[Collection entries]
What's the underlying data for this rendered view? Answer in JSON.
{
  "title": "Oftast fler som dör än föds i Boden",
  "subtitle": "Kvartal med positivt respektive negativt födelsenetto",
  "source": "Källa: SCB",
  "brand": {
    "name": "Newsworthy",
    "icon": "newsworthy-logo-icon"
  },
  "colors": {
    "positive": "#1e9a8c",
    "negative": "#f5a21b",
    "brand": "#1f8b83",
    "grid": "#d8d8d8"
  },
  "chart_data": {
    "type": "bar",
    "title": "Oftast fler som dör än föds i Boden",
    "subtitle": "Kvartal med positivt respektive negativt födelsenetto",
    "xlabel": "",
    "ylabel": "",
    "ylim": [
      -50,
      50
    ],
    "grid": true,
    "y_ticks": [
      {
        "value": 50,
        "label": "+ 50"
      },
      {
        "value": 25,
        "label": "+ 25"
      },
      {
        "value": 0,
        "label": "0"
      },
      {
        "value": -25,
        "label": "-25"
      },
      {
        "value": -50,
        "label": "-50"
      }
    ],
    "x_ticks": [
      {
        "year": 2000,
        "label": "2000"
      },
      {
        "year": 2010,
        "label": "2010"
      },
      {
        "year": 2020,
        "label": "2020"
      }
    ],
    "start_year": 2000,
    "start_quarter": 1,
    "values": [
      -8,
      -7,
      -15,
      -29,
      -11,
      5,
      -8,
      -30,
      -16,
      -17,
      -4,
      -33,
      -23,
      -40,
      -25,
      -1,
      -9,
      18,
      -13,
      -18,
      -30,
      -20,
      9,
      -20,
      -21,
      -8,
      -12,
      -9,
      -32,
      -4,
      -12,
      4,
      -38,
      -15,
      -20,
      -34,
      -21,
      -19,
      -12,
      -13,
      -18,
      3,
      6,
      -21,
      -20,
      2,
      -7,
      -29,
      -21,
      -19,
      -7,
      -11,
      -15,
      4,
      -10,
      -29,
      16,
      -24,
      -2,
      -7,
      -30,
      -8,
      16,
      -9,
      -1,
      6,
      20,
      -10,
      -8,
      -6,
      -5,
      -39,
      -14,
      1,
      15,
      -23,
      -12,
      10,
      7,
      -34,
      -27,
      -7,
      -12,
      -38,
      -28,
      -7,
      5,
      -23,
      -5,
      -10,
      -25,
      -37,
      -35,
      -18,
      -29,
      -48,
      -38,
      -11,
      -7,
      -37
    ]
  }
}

- _The task_
Write out every entry again exactly, please, with nothing missing.

- _Result_
What's the underlying data for this rendered view? Answer in JSON.
{
  "title": "Oftast fler som dör än föds i Boden",
  "subtitle": "Kvartal med positivt respektive negativt födelsenetto",
  "source": "Källa: SCB",
  "brand": {
    "name": "Newsworthy",
    "icon": "newsworthy-logo-icon"
  },
  "colors": {
    "positive": "#1e9a8c",
    "negative": "#f5a21b",
    "brand": "#1f8b83",
    "grid": "#d8d8d8"
  },
  "chart_data": {
    "type": "bar",
    "title": "Oftast fler som dör än föds i Boden",
    "subtitle": "Kvartal med positivt respektive negativt födelsenetto",
    "xlabel": "",
    "ylabel": "",
    "ylim": [
      -50,
      50
    ],
    "grid": true,
    "y_ticks": [
      {
        "value": 50,
        "label": "+ 50"
      },
      {
        "value": 25,
        "label": "+ 25"
      },
      {
        "value": 0,
        "label": "0"
      },
      {
        "value": -25,
        "label": "-25"
      },
      {
        "value": -50,
        "label": "-50"
      }
    ],
    "x_ticks": [
      {
        "year": 2000,
        "label": "2000"
      },
      {
        "year": 2010,
        "label": "2010"
      },
      {
        "year": 2020,
        "label": "2020"
      }
    ],
    "start_year": 2000,
    "start_quarter": 1,
    "values": [
      -8,
      -7,
      -15,
      -29,
      -11,
      5,
      -8,
      -30,
      -16,
      -17,
      -4,
      -33,
      -23,
      -40,
      -25,
      -1,
      -9,
      18,
      -13,
      -18,
      -30,
      -20,
      9,
      -20,
      -21,
      -8,
      -12,
      -9,
      -32,
      -4,
      -12,
      4,
      -38,
      -15,
      -20,
      -34,
      -21,
      -19,
      -12,
      -13,
      -18,
      3,
      6,
      -21,
      -20,
      2,
      -7,
      -29,
      -21,
      -19,
      -7,
      -11,
      -15,
      4,
      -10,
      -29,
      16,
      -24,
      -2,
      -7,
      -30,
      -8,
      16,
      -9,
      -1,
      6,
      20,
      -10,
      -8,
      -6,
      -5,
      -39,
      -14,
      1,
      15,
      -23,
      -12,
      10,
      7,
      -34,
      -27,
      -7,
      -12,
      -38,
      -28,
      -7,
      5,
      -23,
      -5,
      -10,
      -25,
      -37,
      -35,
      -18,
      -29,
      -48,
      -38,
      -11,
      -7,
      -37
    ]
  }
}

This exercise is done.